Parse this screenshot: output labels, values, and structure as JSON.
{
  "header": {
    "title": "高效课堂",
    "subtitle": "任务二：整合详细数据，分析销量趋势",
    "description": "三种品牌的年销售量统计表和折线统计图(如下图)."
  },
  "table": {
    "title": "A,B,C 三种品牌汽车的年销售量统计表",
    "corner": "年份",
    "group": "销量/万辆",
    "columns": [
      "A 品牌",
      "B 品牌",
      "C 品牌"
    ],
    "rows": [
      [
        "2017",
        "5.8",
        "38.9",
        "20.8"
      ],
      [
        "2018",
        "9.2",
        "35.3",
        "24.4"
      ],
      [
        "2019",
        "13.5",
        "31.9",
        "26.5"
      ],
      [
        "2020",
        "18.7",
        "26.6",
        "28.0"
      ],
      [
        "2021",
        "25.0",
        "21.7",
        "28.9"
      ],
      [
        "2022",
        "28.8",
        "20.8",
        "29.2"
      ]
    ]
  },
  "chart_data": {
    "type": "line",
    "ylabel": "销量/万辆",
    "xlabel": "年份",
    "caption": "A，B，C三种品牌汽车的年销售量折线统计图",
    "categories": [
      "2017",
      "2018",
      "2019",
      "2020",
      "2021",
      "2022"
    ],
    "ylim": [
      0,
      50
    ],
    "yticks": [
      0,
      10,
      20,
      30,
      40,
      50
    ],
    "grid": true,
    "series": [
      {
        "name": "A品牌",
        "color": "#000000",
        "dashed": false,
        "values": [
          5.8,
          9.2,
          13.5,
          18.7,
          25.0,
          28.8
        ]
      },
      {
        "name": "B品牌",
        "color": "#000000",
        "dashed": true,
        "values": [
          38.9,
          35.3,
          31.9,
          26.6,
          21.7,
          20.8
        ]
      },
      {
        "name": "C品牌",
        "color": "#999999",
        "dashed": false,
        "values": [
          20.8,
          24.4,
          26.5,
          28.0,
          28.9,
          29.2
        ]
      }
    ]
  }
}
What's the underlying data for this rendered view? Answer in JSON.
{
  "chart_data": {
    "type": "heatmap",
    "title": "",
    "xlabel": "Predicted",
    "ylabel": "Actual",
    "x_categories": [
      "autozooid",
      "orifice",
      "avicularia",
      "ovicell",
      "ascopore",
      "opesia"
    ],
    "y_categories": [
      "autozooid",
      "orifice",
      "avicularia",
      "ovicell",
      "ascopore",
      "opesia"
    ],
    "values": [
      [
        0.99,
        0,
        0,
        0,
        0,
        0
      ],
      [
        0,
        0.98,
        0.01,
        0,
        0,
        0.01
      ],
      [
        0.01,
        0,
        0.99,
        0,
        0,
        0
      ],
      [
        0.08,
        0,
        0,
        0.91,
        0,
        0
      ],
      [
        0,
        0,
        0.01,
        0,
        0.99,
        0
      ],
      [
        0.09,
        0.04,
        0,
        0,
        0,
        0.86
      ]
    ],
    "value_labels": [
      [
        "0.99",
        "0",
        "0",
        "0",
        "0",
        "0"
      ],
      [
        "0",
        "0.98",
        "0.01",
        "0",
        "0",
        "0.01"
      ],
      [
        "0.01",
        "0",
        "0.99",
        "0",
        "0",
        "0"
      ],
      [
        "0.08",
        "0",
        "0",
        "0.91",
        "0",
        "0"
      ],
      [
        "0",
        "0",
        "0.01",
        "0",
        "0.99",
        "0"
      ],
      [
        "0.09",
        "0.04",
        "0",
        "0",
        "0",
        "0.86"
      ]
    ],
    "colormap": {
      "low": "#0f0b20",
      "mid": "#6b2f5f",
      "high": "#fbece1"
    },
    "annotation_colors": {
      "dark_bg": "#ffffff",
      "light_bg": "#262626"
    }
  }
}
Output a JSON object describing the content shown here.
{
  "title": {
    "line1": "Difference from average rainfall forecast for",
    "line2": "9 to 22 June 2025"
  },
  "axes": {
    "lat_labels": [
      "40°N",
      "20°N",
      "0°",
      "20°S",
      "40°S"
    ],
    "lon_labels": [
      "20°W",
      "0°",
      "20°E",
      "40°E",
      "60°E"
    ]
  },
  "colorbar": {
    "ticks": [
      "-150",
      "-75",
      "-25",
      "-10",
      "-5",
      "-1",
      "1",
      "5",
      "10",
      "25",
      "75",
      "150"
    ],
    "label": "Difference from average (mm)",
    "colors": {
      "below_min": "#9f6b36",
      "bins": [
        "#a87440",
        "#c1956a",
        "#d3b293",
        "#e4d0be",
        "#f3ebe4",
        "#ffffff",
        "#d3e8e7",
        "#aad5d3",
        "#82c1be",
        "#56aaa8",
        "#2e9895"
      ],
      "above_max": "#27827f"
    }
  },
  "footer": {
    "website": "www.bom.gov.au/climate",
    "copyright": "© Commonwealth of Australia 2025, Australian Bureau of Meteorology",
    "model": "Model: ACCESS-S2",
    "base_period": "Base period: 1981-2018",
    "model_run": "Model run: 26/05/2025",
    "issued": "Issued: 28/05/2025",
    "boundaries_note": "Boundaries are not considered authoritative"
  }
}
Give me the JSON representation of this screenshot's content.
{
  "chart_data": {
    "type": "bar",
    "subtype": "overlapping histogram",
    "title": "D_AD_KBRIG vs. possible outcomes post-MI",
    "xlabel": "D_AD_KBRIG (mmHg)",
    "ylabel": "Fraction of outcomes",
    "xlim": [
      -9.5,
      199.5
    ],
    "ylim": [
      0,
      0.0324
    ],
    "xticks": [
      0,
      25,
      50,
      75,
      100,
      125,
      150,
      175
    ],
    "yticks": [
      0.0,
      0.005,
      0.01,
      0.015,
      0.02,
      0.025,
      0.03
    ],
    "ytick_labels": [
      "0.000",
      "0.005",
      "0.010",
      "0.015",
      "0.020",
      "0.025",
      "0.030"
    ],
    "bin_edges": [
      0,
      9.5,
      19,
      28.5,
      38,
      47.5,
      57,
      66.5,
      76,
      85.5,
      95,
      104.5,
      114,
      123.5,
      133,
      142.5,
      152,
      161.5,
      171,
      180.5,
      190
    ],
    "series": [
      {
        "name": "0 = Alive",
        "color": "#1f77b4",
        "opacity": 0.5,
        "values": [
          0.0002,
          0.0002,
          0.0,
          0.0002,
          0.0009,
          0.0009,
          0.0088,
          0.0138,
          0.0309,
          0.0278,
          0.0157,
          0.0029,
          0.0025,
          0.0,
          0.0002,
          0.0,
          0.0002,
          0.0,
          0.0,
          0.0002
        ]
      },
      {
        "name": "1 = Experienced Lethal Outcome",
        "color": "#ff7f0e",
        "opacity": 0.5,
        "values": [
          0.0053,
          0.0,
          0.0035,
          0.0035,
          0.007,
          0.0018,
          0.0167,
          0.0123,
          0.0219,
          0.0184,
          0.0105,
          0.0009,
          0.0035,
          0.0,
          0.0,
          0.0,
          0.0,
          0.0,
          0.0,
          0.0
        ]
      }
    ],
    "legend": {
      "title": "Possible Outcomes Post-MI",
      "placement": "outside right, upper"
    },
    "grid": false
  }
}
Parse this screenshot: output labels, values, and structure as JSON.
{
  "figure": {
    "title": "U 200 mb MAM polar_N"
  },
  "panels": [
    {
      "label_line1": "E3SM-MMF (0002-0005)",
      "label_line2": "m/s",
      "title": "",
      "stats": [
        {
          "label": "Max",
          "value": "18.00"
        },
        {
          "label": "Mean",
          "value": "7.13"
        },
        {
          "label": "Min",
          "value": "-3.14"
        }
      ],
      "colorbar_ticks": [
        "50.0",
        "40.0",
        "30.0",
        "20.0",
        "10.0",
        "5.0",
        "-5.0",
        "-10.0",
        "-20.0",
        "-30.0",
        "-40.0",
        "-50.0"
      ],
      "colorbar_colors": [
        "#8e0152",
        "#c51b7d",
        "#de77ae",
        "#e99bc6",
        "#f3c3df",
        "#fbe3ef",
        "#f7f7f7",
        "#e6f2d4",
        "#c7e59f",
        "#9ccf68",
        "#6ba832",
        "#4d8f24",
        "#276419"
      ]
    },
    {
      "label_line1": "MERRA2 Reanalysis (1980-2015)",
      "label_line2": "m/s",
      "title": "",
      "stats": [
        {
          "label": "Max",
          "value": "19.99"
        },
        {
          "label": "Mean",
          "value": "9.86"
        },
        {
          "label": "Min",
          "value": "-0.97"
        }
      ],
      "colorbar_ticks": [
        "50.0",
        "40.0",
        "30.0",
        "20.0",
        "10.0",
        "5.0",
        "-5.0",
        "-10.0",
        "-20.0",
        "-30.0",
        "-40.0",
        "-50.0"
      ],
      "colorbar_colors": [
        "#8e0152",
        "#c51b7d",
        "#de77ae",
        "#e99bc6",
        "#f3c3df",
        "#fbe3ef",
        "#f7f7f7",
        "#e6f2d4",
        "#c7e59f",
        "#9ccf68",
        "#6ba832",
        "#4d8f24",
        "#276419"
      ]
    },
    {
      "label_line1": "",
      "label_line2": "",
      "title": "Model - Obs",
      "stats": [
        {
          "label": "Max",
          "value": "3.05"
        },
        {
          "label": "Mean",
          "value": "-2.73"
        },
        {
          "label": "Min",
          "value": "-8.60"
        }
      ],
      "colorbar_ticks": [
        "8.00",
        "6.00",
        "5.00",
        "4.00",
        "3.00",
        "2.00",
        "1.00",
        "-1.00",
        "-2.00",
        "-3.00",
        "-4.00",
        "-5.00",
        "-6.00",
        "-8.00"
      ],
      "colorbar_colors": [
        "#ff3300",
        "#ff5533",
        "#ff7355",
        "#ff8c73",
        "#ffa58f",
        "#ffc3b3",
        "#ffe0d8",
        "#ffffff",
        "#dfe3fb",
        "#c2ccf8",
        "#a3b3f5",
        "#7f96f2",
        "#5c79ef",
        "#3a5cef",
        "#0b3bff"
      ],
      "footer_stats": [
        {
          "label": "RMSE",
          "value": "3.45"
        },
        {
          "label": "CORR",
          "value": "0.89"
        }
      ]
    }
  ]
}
----------------
-- THE PROBLEM --
Scan the material above for the word "average". Copy each line where it occurs.

-- EXPECTED ANSWER --
    "line1": "Difference from average rainfall forecast for",
    "label": "Difference from average (mm)",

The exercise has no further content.